## Work to complete
Show every line containing "гражданских" by copying it.

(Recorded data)
..........

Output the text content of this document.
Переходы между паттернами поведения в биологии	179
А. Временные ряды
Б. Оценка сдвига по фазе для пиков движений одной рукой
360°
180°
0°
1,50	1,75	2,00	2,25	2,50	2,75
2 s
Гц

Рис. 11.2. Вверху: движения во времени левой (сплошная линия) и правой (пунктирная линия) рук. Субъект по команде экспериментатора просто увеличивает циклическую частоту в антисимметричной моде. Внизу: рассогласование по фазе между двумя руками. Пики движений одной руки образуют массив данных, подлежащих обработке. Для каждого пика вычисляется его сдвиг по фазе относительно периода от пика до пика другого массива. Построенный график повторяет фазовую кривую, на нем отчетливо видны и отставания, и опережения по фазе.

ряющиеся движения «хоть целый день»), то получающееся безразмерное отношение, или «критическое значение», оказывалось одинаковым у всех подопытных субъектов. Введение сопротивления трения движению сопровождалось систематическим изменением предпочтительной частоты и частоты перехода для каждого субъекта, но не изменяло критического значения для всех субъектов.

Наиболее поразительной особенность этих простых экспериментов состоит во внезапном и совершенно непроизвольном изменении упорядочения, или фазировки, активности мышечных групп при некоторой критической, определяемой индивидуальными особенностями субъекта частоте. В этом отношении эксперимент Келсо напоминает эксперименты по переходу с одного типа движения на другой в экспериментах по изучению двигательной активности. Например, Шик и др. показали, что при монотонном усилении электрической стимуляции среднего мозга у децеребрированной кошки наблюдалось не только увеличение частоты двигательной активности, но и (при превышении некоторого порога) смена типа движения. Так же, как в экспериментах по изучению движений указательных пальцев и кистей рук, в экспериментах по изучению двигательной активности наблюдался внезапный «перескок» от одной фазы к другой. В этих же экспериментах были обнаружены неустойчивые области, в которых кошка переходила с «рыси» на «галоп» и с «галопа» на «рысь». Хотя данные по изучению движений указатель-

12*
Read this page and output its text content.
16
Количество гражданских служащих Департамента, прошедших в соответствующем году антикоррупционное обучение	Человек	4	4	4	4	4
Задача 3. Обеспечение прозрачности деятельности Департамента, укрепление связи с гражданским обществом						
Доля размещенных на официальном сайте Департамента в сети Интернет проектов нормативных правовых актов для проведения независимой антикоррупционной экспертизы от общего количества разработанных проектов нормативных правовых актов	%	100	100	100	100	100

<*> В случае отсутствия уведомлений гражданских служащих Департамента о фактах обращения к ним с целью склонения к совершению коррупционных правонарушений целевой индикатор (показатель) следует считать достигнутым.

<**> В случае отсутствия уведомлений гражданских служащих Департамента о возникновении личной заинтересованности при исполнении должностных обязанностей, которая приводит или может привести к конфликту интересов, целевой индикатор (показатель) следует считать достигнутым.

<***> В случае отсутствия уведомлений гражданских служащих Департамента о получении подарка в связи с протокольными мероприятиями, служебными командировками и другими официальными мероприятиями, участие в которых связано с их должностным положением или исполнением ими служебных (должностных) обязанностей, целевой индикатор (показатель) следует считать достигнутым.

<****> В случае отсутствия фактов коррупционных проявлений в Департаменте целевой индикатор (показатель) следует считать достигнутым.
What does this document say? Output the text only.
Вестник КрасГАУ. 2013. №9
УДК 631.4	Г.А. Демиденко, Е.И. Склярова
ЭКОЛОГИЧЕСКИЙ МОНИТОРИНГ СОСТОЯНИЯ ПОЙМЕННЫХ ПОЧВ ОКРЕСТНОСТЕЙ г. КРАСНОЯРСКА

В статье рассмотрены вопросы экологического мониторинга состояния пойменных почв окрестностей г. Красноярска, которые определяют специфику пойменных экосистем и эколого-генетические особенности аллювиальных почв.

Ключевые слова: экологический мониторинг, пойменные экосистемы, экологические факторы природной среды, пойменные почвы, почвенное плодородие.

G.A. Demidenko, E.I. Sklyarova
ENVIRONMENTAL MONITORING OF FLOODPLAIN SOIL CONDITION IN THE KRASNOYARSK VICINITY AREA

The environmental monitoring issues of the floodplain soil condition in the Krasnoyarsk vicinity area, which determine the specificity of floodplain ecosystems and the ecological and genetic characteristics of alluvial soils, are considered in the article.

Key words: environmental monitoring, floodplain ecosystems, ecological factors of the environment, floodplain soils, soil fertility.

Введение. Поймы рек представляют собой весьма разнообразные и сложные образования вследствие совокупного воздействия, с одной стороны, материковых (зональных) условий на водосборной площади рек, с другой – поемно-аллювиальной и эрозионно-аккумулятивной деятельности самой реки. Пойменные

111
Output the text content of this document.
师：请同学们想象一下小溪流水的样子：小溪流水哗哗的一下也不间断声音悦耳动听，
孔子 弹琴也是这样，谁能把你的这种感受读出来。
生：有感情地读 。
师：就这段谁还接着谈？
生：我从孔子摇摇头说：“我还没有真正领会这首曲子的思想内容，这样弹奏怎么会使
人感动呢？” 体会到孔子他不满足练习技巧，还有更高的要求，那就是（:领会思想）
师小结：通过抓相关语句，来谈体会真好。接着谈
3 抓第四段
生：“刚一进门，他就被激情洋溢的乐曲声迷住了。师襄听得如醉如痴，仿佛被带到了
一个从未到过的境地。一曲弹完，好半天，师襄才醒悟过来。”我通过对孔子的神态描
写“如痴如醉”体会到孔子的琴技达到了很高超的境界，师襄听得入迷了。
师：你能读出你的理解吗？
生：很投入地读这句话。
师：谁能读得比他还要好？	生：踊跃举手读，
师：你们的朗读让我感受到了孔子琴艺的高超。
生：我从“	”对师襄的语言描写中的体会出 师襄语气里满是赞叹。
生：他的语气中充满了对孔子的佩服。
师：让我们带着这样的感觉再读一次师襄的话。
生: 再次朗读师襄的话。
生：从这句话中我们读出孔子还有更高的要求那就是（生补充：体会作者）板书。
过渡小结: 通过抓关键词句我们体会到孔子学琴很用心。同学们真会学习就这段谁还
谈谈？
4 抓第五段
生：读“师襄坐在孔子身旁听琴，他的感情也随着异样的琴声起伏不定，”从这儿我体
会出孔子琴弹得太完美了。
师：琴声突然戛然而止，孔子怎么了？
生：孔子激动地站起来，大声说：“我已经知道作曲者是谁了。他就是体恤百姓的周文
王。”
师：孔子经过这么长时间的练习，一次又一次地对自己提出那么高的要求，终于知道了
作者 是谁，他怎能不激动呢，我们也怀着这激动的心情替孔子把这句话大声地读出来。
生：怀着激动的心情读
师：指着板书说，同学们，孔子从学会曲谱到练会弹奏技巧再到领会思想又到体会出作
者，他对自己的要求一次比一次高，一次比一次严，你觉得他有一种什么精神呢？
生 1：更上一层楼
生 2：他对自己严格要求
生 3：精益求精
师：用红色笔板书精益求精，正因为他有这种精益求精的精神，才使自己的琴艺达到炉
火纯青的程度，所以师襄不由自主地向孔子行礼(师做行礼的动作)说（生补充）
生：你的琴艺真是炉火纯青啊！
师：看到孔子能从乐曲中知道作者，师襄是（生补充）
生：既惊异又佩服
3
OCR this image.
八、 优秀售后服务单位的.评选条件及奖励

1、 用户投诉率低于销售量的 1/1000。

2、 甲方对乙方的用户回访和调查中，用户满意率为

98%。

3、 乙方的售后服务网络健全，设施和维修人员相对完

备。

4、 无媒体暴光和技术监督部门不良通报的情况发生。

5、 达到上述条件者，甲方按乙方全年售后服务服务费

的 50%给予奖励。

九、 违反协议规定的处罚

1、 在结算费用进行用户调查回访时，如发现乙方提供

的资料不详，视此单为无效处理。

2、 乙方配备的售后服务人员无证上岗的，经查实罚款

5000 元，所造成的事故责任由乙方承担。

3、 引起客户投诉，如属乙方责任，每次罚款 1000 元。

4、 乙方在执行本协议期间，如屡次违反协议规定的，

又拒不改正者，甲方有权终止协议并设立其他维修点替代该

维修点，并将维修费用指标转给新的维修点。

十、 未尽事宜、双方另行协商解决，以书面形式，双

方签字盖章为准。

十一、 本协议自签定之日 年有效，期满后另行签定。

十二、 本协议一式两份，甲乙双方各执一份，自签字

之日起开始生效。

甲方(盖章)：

..........

## Response to the exercise
Количество гражданских служащих Департамента, прошедших в соответствующем году антикоррупционное обучение	Человек	4	4	4	4	4
<*> В случае отсутствия уведомлений гражданских служащих Департамента о фактах обращения к ним с целью склонения к совершению коррупционных правонарушений целевой индикатор (показатель) следует считать достигнутым.
<**> В случае отсутствия уведомлений гражданских служащих Департамента о возникновении личной заинтересованности при исполнении должностных обязанностей, которая приводит или может привести к конфликту интересов, целевой индикатор (показатель) следует считать достигнутым.
<***> В случае отсутствия уведомлений гражданских служащих Департамента о получении подарка в связи с протокольными мероприятиями, служебными командировками и другими официальными мероприятиями, участие в которых связано с их должностным положением или исполнением ими служебных (должностных) обязанностей, целевой индикатор (показатель) следует считать достигнутым.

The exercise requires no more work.